** START OF Record list **

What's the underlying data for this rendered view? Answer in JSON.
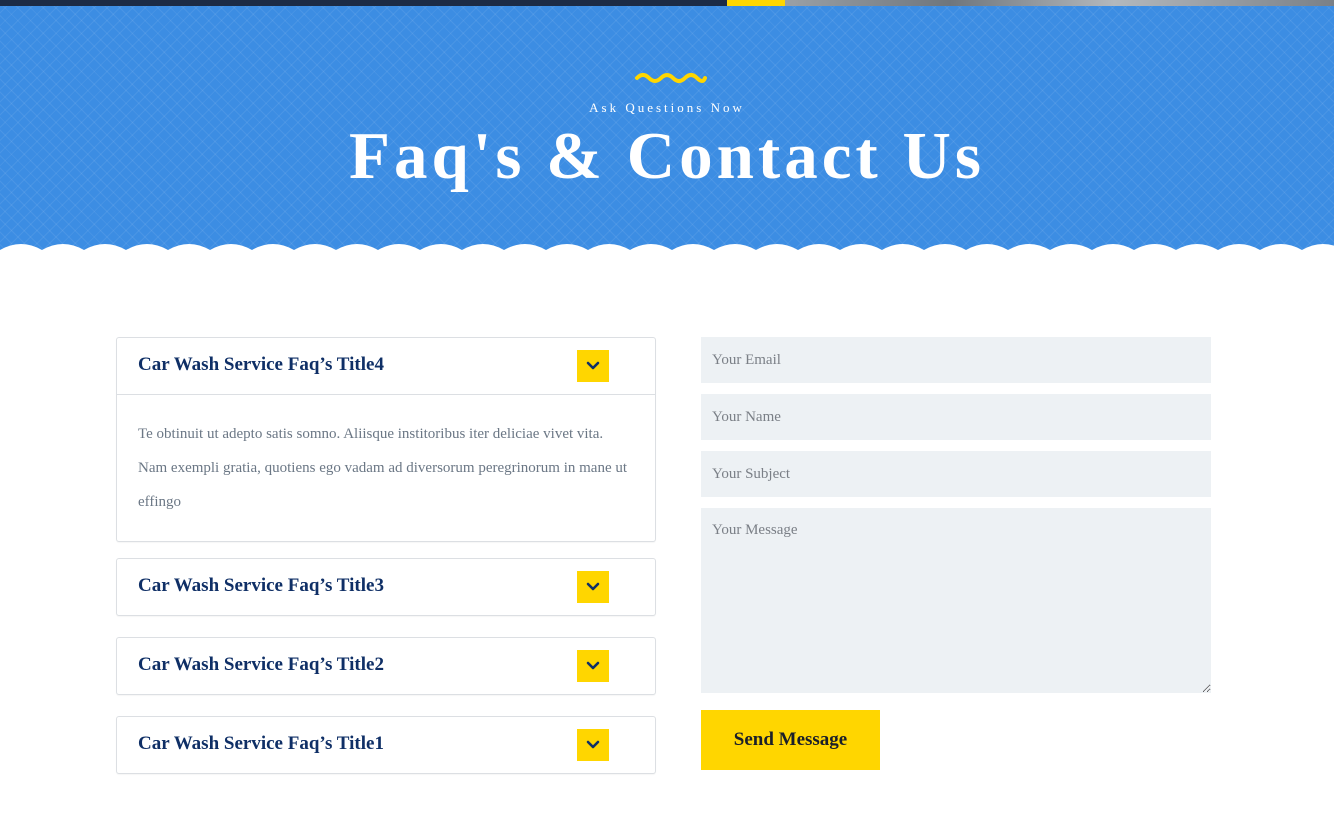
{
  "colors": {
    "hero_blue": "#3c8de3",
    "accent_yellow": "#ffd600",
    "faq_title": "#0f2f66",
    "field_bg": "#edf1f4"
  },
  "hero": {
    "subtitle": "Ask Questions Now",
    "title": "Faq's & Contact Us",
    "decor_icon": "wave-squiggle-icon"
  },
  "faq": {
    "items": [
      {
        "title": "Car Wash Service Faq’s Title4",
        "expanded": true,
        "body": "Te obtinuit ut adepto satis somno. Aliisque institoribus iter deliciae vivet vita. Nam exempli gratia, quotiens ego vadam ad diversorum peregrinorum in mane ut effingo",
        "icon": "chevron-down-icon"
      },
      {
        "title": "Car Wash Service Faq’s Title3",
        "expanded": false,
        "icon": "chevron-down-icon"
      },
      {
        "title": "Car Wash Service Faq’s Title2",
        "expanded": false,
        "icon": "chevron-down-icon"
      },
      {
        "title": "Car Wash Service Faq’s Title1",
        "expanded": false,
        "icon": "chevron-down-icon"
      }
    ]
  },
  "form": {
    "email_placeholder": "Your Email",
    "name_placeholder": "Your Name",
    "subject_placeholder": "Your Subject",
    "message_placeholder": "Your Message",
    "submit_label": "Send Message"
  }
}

** END OF Record list **

Problem statement: From the data above, copy each line where the string "Message" appears.

The answer:
    "message_placeholder": "Your Message",
    "submit_label": "Send Message"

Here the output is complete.